Extracted records:
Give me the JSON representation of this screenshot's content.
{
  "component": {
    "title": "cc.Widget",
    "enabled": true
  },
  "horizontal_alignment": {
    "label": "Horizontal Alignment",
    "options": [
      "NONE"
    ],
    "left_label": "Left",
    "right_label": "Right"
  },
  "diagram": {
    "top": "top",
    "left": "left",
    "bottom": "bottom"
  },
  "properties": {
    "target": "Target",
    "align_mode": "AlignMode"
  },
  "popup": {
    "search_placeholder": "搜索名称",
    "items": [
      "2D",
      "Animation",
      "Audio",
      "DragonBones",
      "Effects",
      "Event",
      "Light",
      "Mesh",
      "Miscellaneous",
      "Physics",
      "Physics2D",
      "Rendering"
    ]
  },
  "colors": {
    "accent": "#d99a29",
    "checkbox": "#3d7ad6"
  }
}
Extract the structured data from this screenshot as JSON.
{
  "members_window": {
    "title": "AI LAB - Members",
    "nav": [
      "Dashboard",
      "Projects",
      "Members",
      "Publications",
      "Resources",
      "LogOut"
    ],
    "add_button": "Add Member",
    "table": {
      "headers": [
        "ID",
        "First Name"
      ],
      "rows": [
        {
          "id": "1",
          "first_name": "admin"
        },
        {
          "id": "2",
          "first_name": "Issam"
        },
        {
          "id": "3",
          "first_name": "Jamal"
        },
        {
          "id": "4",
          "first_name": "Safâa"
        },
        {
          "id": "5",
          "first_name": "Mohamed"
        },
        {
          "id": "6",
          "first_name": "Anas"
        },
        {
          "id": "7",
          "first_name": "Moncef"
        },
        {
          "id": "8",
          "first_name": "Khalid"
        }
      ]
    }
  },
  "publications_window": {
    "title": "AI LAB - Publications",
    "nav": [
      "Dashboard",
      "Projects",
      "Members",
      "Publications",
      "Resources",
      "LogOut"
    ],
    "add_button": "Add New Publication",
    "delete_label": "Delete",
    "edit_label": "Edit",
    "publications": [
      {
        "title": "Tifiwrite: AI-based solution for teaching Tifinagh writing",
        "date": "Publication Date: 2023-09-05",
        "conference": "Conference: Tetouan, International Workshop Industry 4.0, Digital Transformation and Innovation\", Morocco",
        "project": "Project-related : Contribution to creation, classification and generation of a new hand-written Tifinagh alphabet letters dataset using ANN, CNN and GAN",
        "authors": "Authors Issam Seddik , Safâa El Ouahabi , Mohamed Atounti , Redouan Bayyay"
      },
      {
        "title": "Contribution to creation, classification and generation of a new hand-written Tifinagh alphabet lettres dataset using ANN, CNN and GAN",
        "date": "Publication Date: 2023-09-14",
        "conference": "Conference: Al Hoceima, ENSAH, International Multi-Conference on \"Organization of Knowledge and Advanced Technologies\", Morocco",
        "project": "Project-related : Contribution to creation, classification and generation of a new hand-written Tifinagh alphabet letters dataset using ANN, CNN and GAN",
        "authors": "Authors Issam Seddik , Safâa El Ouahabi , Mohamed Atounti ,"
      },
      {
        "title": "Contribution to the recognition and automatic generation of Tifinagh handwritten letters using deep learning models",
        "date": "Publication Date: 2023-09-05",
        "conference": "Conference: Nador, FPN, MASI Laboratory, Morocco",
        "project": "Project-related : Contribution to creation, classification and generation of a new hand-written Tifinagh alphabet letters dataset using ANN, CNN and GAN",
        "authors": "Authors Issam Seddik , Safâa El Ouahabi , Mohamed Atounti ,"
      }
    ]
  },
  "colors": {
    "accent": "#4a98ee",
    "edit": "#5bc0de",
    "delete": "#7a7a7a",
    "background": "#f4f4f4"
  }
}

• [GIVEN INSTRUCTION]: Repeat the records above exactly as they appear.

• [RIGHT ANSWER]:
Give me the JSON representation of this screenshot's content.
{
  "component": {
    "title": "cc.Widget",
    "enabled": true
  },
  "horizontal_alignment": {
    "label": "Horizontal Alignment",
    "options": [
      "NONE"
    ],
    "left_label": "Left",
    "right_label": "Right"
  },
  "diagram": {
    "top": "top",
    "left": "left",
    "bottom": "bottom"
  },
  "properties": {
    "target": "Target",
    "align_mode": "AlignMode"
  },
  "popup": {
    "search_placeholder": "搜索名称",
    "items": [
      "2D",
      "Animation",
      "Audio",
      "DragonBones",
      "Effects",
      "Event",
      "Light",
      "Mesh",
      "Miscellaneous",
      "Physics",
      "Physics2D",
      "Rendering"
    ]
  },
  "colors": {
    "accent": "#d99a29",
    "checkbox": "#3d7ad6"
  }
}
Extract the structured data from this screenshot as JSON.
{
  "members_window": {
    "title": "AI LAB - Members",
    "nav": [
      "Dashboard",
      "Projects",
      "Members",
      "Publications",
      "Resources",
      "LogOut"
    ],
    "add_button": "Add Member",
    "table": {
      "headers": [
        "ID",
        "First Name"
      ],
      "rows": [
        {
          "id": "1",
          "first_name": "admin"
        },
        {
          "id": "2",
          "first_name": "Issam"
        },
        {
          "id": "3",
          "first_name": "Jamal"
        },
        {
          "id": "4",
          "first_name": "Safâa"
        },
        {
          "id": "5",
          "first_name": "Mohamed"
        },
        {
          "id": "6",
          "first_name": "Anas"
        },
        {
          "id": "7",
          "first_name": "Moncef"
        },
        {
          "id": "8",
          "first_name": "Khalid"
        }
      ]
    }
  },
  "publications_window": {
    "title": "AI LAB - Publications",
    "nav": [
      "Dashboard",
      "Projects",
      "Members",
      "Publications",
      "Resources",
      "LogOut"
    ],
    "add_button": "Add New Publication",
    "delete_label": "Delete",
    "edit_label": "Edit",
    "publications": [
      {
        "title": "Tifiwrite: AI-based solution for teaching Tifinagh writing",
        "date": "Publication Date: 2023-09-05",
        "conference": "Conference: Tetouan, International Workshop Industry 4.0, Digital Transformation and Innovation\", Morocco",
        "project": "Project-related : Contribution to creation, classification and generation of a new hand-written Tifinagh alphabet letters dataset using ANN, CNN and GAN",
        "authors": "Authors Issam Seddik , Safâa El Ouahabi , Mohamed Atounti , Redouan Bayyay"
      },
      {
        "title": "Contribution to creation, classification and generation of a new hand-written Tifinagh alphabet lettres dataset using ANN, CNN and GAN",
        "date": "Publication Date: 2023-09-14",
        "conference": "Conference: Al Hoceima, ENSAH, International Multi-Conference on \"Organization of Knowledge and Advanced Technologies\", Morocco",
        "project": "Project-related : Contribution to creation, classification and generation of a new hand-written Tifinagh alphabet letters dataset using ANN, CNN and GAN",
        "authors": "Authors Issam Seddik , Safâa El Ouahabi , Mohamed Atounti ,"
      },
      {
        "title": "Contribution to the recognition and automatic generation of Tifinagh handwritten letters using deep learning models",
        "date": "Publication Date: 2023-09-05",
        "conference": "Conference: Nador, FPN, MASI Laboratory, Morocco",
        "project": "Project-related : Contribution to creation, classification and generation of a new hand-written Tifinagh alphabet letters dataset using ANN, CNN and GAN",
        "authors": "Authors Issam Seddik , Safâa El Ouahabi , Mohamed Atounti ,"
      }
    ]
  },
  "colors": {
    "accent": "#4a98ee",
    "edit": "#5bc0de",
    "delete": "#7a7a7a",
    "background": "#f4f4f4"
  }
}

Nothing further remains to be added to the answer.